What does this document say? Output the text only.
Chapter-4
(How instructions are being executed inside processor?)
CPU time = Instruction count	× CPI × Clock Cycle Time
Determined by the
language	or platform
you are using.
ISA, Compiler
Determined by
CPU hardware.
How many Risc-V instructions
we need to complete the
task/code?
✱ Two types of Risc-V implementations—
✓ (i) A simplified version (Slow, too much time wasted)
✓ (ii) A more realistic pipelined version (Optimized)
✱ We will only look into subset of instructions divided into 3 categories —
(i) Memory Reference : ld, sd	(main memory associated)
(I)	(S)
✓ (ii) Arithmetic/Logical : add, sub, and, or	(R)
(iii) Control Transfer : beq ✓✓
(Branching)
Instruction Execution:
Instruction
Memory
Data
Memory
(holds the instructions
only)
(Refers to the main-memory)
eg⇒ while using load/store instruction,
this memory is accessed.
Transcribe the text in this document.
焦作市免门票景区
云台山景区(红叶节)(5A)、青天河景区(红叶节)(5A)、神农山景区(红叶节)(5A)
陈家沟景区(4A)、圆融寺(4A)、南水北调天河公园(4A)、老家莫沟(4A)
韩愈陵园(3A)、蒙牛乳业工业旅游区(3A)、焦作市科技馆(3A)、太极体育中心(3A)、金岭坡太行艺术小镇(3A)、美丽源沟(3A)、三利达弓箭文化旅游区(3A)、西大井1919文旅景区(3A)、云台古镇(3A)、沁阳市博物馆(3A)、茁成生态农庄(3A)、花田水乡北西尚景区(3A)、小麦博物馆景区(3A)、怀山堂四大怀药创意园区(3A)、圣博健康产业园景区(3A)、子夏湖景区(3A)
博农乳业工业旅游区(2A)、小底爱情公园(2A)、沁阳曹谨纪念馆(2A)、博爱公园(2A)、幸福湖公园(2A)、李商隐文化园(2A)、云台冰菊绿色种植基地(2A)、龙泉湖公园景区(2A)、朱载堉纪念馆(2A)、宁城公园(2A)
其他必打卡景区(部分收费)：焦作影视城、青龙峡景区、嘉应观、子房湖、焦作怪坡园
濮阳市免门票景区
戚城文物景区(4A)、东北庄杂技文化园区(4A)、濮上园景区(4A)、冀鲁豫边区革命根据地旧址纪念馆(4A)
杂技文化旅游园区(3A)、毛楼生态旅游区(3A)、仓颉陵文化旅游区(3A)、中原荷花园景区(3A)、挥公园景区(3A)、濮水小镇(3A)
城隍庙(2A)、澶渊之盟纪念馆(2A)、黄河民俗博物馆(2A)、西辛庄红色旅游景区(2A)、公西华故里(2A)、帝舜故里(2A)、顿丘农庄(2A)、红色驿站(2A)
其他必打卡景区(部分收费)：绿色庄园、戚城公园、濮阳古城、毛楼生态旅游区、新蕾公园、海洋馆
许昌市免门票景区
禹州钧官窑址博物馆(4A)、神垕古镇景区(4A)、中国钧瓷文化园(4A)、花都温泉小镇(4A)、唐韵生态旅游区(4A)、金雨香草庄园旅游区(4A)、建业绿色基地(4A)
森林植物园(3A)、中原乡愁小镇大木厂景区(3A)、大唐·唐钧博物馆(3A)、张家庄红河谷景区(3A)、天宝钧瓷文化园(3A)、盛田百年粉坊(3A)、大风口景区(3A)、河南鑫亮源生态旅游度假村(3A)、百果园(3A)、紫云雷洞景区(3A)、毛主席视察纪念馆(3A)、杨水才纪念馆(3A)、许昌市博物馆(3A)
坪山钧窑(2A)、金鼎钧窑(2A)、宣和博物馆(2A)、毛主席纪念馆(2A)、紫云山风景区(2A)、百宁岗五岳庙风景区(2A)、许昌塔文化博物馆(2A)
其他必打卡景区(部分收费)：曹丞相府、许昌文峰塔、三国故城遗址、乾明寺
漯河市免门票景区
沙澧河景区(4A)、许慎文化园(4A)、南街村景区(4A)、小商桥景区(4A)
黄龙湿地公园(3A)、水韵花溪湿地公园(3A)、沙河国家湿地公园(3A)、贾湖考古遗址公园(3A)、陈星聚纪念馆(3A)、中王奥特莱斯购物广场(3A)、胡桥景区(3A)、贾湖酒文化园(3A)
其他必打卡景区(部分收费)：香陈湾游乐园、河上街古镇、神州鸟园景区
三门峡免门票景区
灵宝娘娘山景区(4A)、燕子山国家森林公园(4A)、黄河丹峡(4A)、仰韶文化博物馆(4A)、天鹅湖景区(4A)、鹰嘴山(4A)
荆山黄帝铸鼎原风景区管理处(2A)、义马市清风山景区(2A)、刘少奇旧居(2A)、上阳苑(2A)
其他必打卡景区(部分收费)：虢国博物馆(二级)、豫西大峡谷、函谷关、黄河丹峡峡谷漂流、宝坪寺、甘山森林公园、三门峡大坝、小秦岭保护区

— TO BE DONE —
Write out the full listing exactly as given.

— FINAL ANSWER —
What does this document say? Output the text only.
Chapter-4
(How instructions are being executed inside processor?)
CPU time = Instruction count	× CPI × Clock Cycle Time
Determined by the
language	or platform
you are using.
ISA, Compiler
Determined by
CPU hardware.
How many Risc-V instructions
we need to complete the
task/code?
✱ Two types of Risc-V implementations—
✓ (i) A simplified version (Slow, too much time wasted)
✓ (ii) A more realistic pipelined version (Optimized)
✱ We will only look into subset of instructions divided into 3 categories —
(i) Memory Reference : ld, sd	(main memory associated)
(I)	(S)
✓ (ii) Arithmetic/Logical : add, sub, and, or	(R)
(iii) Control Transfer : beq ✓✓
(Branching)
Instruction Execution:
Instruction
Memory
Data
Memory
(holds the instructions
only)
(Refers to the main-memory)
eg⇒ while using load/store instruction,
this memory is accessed.
Transcribe the text in this document.
焦作市免门票景区
云台山景区(红叶节)(5A)、青天河景区(红叶节)(5A)、神农山景区(红叶节)(5A)
陈家沟景区(4A)、圆融寺(4A)、南水北调天河公园(4A)、老家莫沟(4A)
韩愈陵园(3A)、蒙牛乳业工业旅游区(3A)、焦作市科技馆(3A)、太极体育中心(3A)、金岭坡太行艺术小镇(3A)、美丽源沟(3A)、三利达弓箭文化旅游区(3A)、西大井1919文旅景区(3A)、云台古镇(3A)、沁阳市博物馆(3A)、茁成生态农庄(3A)、花田水乡北西尚景区(3A)、小麦博物馆景区(3A)、怀山堂四大怀药创意园区(3A)、圣博健康产业园景区(3A)、子夏湖景区(3A)
博农乳业工业旅游区(2A)、小底爱情公园(2A)、沁阳曹谨纪念馆(2A)、博爱公园(2A)、幸福湖公园(2A)、李商隐文化园(2A)、云台冰菊绿色种植基地(2A)、龙泉湖公园景区(2A)、朱载堉纪念馆(2A)、宁城公园(2A)
其他必打卡景区(部分收费)：焦作影视城、青龙峡景区、嘉应观、子房湖、焦作怪坡园
濮阳市免门票景区
戚城文物景区(4A)、东北庄杂技文化园区(4A)、濮上园景区(4A)、冀鲁豫边区革命根据地旧址纪念馆(4A)
杂技文化旅游园区(3A)、毛楼生态旅游区(3A)、仓颉陵文化旅游区(3A)、中原荷花园景区(3A)、挥公园景区(3A)、濮水小镇(3A)
城隍庙(2A)、澶渊之盟纪念馆(2A)、黄河民俗博物馆(2A)、西辛庄红色旅游景区(2A)、公西华故里(2A)、帝舜故里(2A)、顿丘农庄(2A)、红色驿站(2A)
其他必打卡景区(部分收费)：绿色庄园、戚城公园、濮阳古城、毛楼生态旅游区、新蕾公园、海洋馆
许昌市免门票景区
禹州钧官窑址博物馆(4A)、神垕古镇景区(4A)、中国钧瓷文化园(4A)、花都温泉小镇(4A)、唐韵生态旅游区(4A)、金雨香草庄园旅游区(4A)、建业绿色基地(4A)
森林植物园(3A)、中原乡愁小镇大木厂景区(3A)、大唐·唐钧博物馆(3A)、张家庄红河谷景区(3A)、天宝钧瓷文化园(3A)、盛田百年粉坊(3A)、大风口景区(3A)、河南鑫亮源生态旅游度假村(3A)、百果园(3A)、紫云雷洞景区(3A)、毛主席视察纪念馆(3A)、杨水才纪念馆(3A)、许昌市博物馆(3A)
坪山钧窑(2A)、金鼎钧窑(2A)、宣和博物馆(2A)、毛主席纪念馆(2A)、紫云山风景区(2A)、百宁岗五岳庙风景区(2A)、许昌塔文化博物馆(2A)
其他必打卡景区(部分收费)：曹丞相府、许昌文峰塔、三国故城遗址、乾明寺
漯河市免门票景区
沙澧河景区(4A)、许慎文化园(4A)、南街村景区(4A)、小商桥景区(4A)
黄龙湿地公园(3A)、水韵花溪湿地公园(3A)、沙河国家湿地公园(3A)、贾湖考古遗址公园(3A)、陈星聚纪念馆(3A)、中王奥特莱斯购物广场(3A)、胡桥景区(3A)、贾湖酒文化园(3A)
其他必打卡景区(部分收费)：香陈湾游乐园、河上街古镇、神州鸟园景区
三门峡免门票景区
灵宝娘娘山景区(4A)、燕子山国家森林公园(4A)、黄河丹峡(4A)、仰韶文化博物馆(4A)、天鹅湖景区(4A)、鹰嘴山(4A)
荆山黄帝铸鼎原风景区管理处(2A)、义马市清风山景区(2A)、刘少奇旧居(2A)、上阳苑(2A)
其他必打卡景区(部分收费)：虢国博物馆(二级)、豫西大峡谷、函谷关、黄河丹峡峡谷漂流、宝坪寺、甘山森林公园、三门峡大坝、小秦岭保护区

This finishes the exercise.